Provided entries —
····················
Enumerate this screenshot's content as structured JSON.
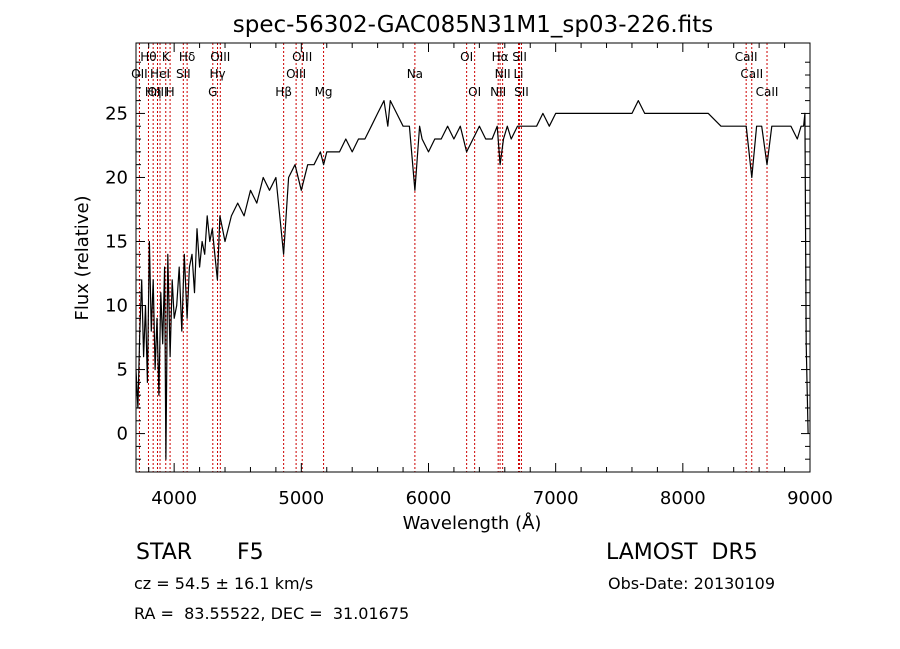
{
  "chart_data": {
    "type": "line",
    "title": "spec-56302-GAC085N31M1_sp03-226.fits",
    "xlabel": "Wavelength (Å)",
    "ylabel": "Flux (relative)",
    "xlim": [
      3700,
      9000
    ],
    "ylim": [
      -3,
      30.5
    ],
    "x_ticks": [
      4000,
      5000,
      6000,
      7000,
      8000,
      9000
    ],
    "y_ticks": [
      0,
      5,
      10,
      15,
      20,
      25
    ],
    "x_tick_labels": [
      "4000",
      "5000",
      "6000",
      "7000",
      "8000",
      "9000"
    ],
    "y_tick_labels": [
      "0",
      "5",
      "10",
      "15",
      "20",
      "25"
    ],
    "grid": false,
    "line_color": "#000000",
    "marker_line_color": "#cc0000",
    "series": [
      {
        "x": [
          3700,
          3715,
          3730,
          3745,
          3760,
          3775,
          3790,
          3805,
          3820,
          3835,
          3850,
          3865,
          3880,
          3895,
          3910,
          3925,
          3935,
          3950,
          3968,
          3985,
          4000,
          4020,
          4040,
          4060,
          4080,
          4102,
          4120,
          4140,
          4160,
          4180,
          4200,
          4220,
          4240,
          4260,
          4280,
          4300,
          4320,
          4340,
          4360,
          4380,
          4400,
          4450,
          4500,
          4550,
          4600,
          4650,
          4700,
          4750,
          4800,
          4861,
          4900,
          4950,
          5000,
          5050,
          5100,
          5150,
          5175,
          5200,
          5250,
          5300,
          5350,
          5400,
          5450,
          5500,
          5550,
          5600,
          5650,
          5680,
          5700,
          5750,
          5800,
          5850,
          5893,
          5930,
          5950,
          6000,
          6050,
          6100,
          6150,
          6200,
          6250,
          6300,
          6350,
          6400,
          6450,
          6500,
          6540,
          6563,
          6590,
          6620,
          6650,
          6700,
          6750,
          6800,
          6850,
          6900,
          6950,
          7000,
          7100,
          7200,
          7300,
          7400,
          7500,
          7600,
          7650,
          7700,
          7800,
          7900,
          8000,
          8100,
          8200,
          8300,
          8400,
          8450,
          8498,
          8542,
          8580,
          8620,
          8662,
          8700,
          8750,
          8800,
          8850,
          8900,
          8930,
          8950,
          8960,
          8970,
          8985
        ],
        "y": [
          5,
          2,
          8,
          12,
          6,
          10,
          4,
          15,
          8,
          12,
          5,
          9,
          3,
          11,
          7,
          13,
          -2,
          14,
          6,
          12,
          9,
          10,
          13,
          8,
          14,
          9,
          13,
          14,
          11,
          16,
          13,
          15,
          14,
          17,
          15,
          16,
          14,
          12,
          17,
          16,
          15,
          17,
          18,
          17,
          19,
          18,
          20,
          19,
          20,
          14,
          20,
          21,
          19,
          21,
          21,
          22,
          21,
          22,
          22,
          22,
          23,
          22,
          23,
          23,
          24,
          25,
          26,
          24,
          26,
          25,
          24,
          24,
          19,
          24,
          23,
          22,
          23,
          23,
          24,
          23,
          24,
          22,
          23,
          24,
          23,
          23,
          24,
          21,
          23,
          24,
          23,
          24,
          24,
          24,
          24,
          25,
          24,
          25,
          25,
          25,
          25,
          25,
          25,
          25,
          26,
          25,
          25,
          25,
          25,
          25,
          25,
          24,
          24,
          24,
          24,
          20,
          24,
          24,
          21,
          24,
          24,
          24,
          24,
          23,
          24,
          24,
          25,
          7,
          0
        ]
      }
    ],
    "line_markers": [
      {
        "name": "Hθ",
        "wavelength": 3798,
        "row": 1
      },
      {
        "name": "K",
        "wavelength": 3934,
        "row": 1
      },
      {
        "name": "Hδ",
        "wavelength": 4102,
        "row": 1
      },
      {
        "name": "OIII",
        "wavelength": 4363,
        "row": 1
      },
      {
        "name": "OIII",
        "wavelength": 5007,
        "row": 1
      },
      {
        "name": "OI",
        "wavelength": 6300,
        "row": 1
      },
      {
        "name": "Hα",
        "wavelength": 6563,
        "row": 1
      },
      {
        "name": "SII",
        "wavelength": 6716,
        "row": 1
      },
      {
        "name": "CaII",
        "wavelength": 8498,
        "row": 1
      },
      {
        "name": "OII",
        "wavelength": 3727,
        "row": 2
      },
      {
        "name": "HeI",
        "wavelength": 3889,
        "row": 2
      },
      {
        "name": "SII",
        "wavelength": 4072,
        "row": 2
      },
      {
        "name": "Hγ",
        "wavelength": 4341,
        "row": 2
      },
      {
        "name": "OIII",
        "wavelength": 4959,
        "row": 2
      },
      {
        "name": "Na",
        "wavelength": 5893,
        "row": 2
      },
      {
        "name": "NII",
        "wavelength": 6583,
        "row": 2
      },
      {
        "name": "Li",
        "wavelength": 6708,
        "row": 2
      },
      {
        "name": "CaII",
        "wavelength": 8542,
        "row": 2
      },
      {
        "name": "OIII",
        "wavelength": 3869,
        "row": 3
      },
      {
        "name": "Hη",
        "wavelength": 3835,
        "row": 3
      },
      {
        "name": "H",
        "wavelength": 3968,
        "row": 3
      },
      {
        "name": "G",
        "wavelength": 4304,
        "row": 3
      },
      {
        "name": "Hβ",
        "wavelength": 4861,
        "row": 3
      },
      {
        "name": "Mg",
        "wavelength": 5175,
        "row": 3
      },
      {
        "name": "OI",
        "wavelength": 6363,
        "row": 3
      },
      {
        "name": "NII",
        "wavelength": 6548,
        "row": 3
      },
      {
        "name": "SII",
        "wavelength": 6731,
        "row": 3
      },
      {
        "name": "CaII",
        "wavelength": 8662,
        "row": 3
      }
    ]
  },
  "info": {
    "class": "STAR",
    "subclass": "F5",
    "survey": "LAMOST  DR5",
    "redshift": "cz = 54.5 ± 16.1 km/s",
    "obs_date": "Obs-Date: 20130109",
    "coords": "RA =  83.55522, DEC =  31.01675"
  }
}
····················
Directions — Copy every line of the data word for word, omitting the images.

The response —
Enumerate this screenshot's content as structured JSON.
{
  "chart_data": {
    "type": "line",
    "title": "spec-56302-GAC085N31M1_sp03-226.fits",
    "xlabel": "Wavelength (Å)",
    "ylabel": "Flux (relative)",
    "xlim": [
      3700,
      9000
    ],
    "ylim": [
      -3,
      30.5
    ],
    "x_ticks": [
      4000,
      5000,
      6000,
      7000,
      8000,
      9000
    ],
    "y_ticks": [
      0,
      5,
      10,
      15,
      20,
      25
    ],
    "x_tick_labels": [
      "4000",
      "5000",
      "6000",
      "7000",
      "8000",
      "9000"
    ],
    "y_tick_labels": [
      "0",
      "5",
      "10",
      "15",
      "20",
      "25"
    ],
    "grid": false,
    "line_color": "#000000",
    "marker_line_color": "#cc0000",
    "series": [
      {
        "x": [
          3700,
          3715,
          3730,
          3745,
          3760,
          3775,
          3790,
          3805,
          3820,
          3835,
          3850,
          3865,
          3880,
          3895,
          3910,
          3925,
          3935,
          3950,
          3968,
          3985,
          4000,
          4020,
          4040,
          4060,
          4080,
          4102,
          4120,
          4140,
          4160,
          4180,
          4200,
          4220,
          4240,
          4260,
          4280,
          4300,
          4320,
          4340,
          4360,
          4380,
          4400,
          4450,
          4500,
          4550,
          4600,
          4650,
          4700,
          4750,
          4800,
          4861,
          4900,
          4950,
          5000,
          5050,
          5100,
          5150,
          5175,
          5200,
          5250,
          5300,
          5350,
          5400,
          5450,
          5500,
          5550,
          5600,
          5650,
          5680,
          5700,
          5750,
          5800,
          5850,
          5893,
          5930,
          5950,
          6000,
          6050,
          6100,
          6150,
          6200,
          6250,
          6300,
          6350,
          6400,
          6450,
          6500,
          6540,
          6563,
          6590,
          6620,
          6650,
          6700,
          6750,
          6800,
          6850,
          6900,
          6950,
          7000,
          7100,
          7200,
          7300,
          7400,
          7500,
          7600,
          7650,
          7700,
          7800,
          7900,
          8000,
          8100,
          8200,
          8300,
          8400,
          8450,
          8498,
          8542,
          8580,
          8620,
          8662,
          8700,
          8750,
          8800,
          8850,
          8900,
          8930,
          8950,
          8960,
          8970,
          8985
        ],
        "y": [
          5,
          2,
          8,
          12,
          6,
          10,
          4,
          15,
          8,
          12,
          5,
          9,
          3,
          11,
          7,
          13,
          -2,
          14,
          6,
          12,
          9,
          10,
          13,
          8,
          14,
          9,
          13,
          14,
          11,
          16,
          13,
          15,
          14,
          17,
          15,
          16,
          14,
          12,
          17,
          16,
          15,
          17,
          18,
          17,
          19,
          18,
          20,
          19,
          20,
          14,
          20,
          21,
          19,
          21,
          21,
          22,
          21,
          22,
          22,
          22,
          23,
          22,
          23,
          23,
          24,
          25,
          26,
          24,
          26,
          25,
          24,
          24,
          19,
          24,
          23,
          22,
          23,
          23,
          24,
          23,
          24,
          22,
          23,
          24,
          23,
          23,
          24,
          21,
          23,
          24,
          23,
          24,
          24,
          24,
          24,
          25,
          24,
          25,
          25,
          25,
          25,
          25,
          25,
          25,
          26,
          25,
          25,
          25,
          25,
          25,
          25,
          24,
          24,
          24,
          24,
          20,
          24,
          24,
          21,
          24,
          24,
          24,
          24,
          23,
          24,
          24,
          25,
          7,
          0
        ]
      }
    ],
    "line_markers": [
      {
        "name": "Hθ",
        "wavelength": 3798,
        "row": 1
      },
      {
        "name": "K",
        "wavelength": 3934,
        "row": 1
      },
      {
        "name": "Hδ",
        "wavelength": 4102,
        "row": 1
      },
      {
        "name": "OIII",
        "wavelength": 4363,
        "row": 1
      },
      {
        "name": "OIII",
        "wavelength": 5007,
        "row": 1
      },
      {
        "name": "OI",
        "wavelength": 6300,
        "row": 1
      },
      {
        "name": "Hα",
        "wavelength": 6563,
        "row": 1
      },
      {
        "name": "SII",
        "wavelength": 6716,
        "row": 1
      },
      {
        "name": "CaII",
        "wavelength": 8498,
        "row": 1
      },
      {
        "name": "OII",
        "wavelength": 3727,
        "row": 2
      },
      {
        "name": "HeI",
        "wavelength": 3889,
        "row": 2
      },
      {
        "name": "SII",
        "wavelength": 4072,
        "row": 2
      },
      {
        "name": "Hγ",
        "wavelength": 4341,
        "row": 2
      },
      {
        "name": "OIII",
        "wavelength": 4959,
        "row": 2
      },
      {
        "name": "Na",
        "wavelength": 5893,
        "row": 2
      },
      {
        "name": "NII",
        "wavelength": 6583,
        "row": 2
      },
      {
        "name": "Li",
        "wavelength": 6708,
        "row": 2
      },
      {
        "name": "CaII",
        "wavelength": 8542,
        "row": 2
      },
      {
        "name": "OIII",
        "wavelength": 3869,
        "row": 3
      },
      {
        "name": "Hη",
        "wavelength": 3835,
        "row": 3
      },
      {
        "name": "H",
        "wavelength": 3968,
        "row": 3
      },
      {
        "name": "G",
        "wavelength": 4304,
        "row": 3
      },
      {
        "name": "Hβ",
        "wavelength": 4861,
        "row": 3
      },
      {
        "name": "Mg",
        "wavelength": 5175,
        "row": 3
      },
      {
        "name": "OI",
        "wavelength": 6363,
        "row": 3
      },
      {
        "name": "NII",
        "wavelength": 6548,
        "row": 3
      },
      {
        "name": "SII",
        "wavelength": 6731,
        "row": 3
      },
      {
        "name": "CaII",
        "wavelength": 8662,
        "row": 3
      }
    ]
  },
  "info": {
    "class": "STAR",
    "subclass": "F5",
    "survey": "LAMOST  DR5",
    "redshift": "cz = 54.5 ± 16.1 km/s",
    "obs_date": "Obs-Date: 20130109",
    "coords": "RA =  83.55522, DEC =  31.01675"
  }
}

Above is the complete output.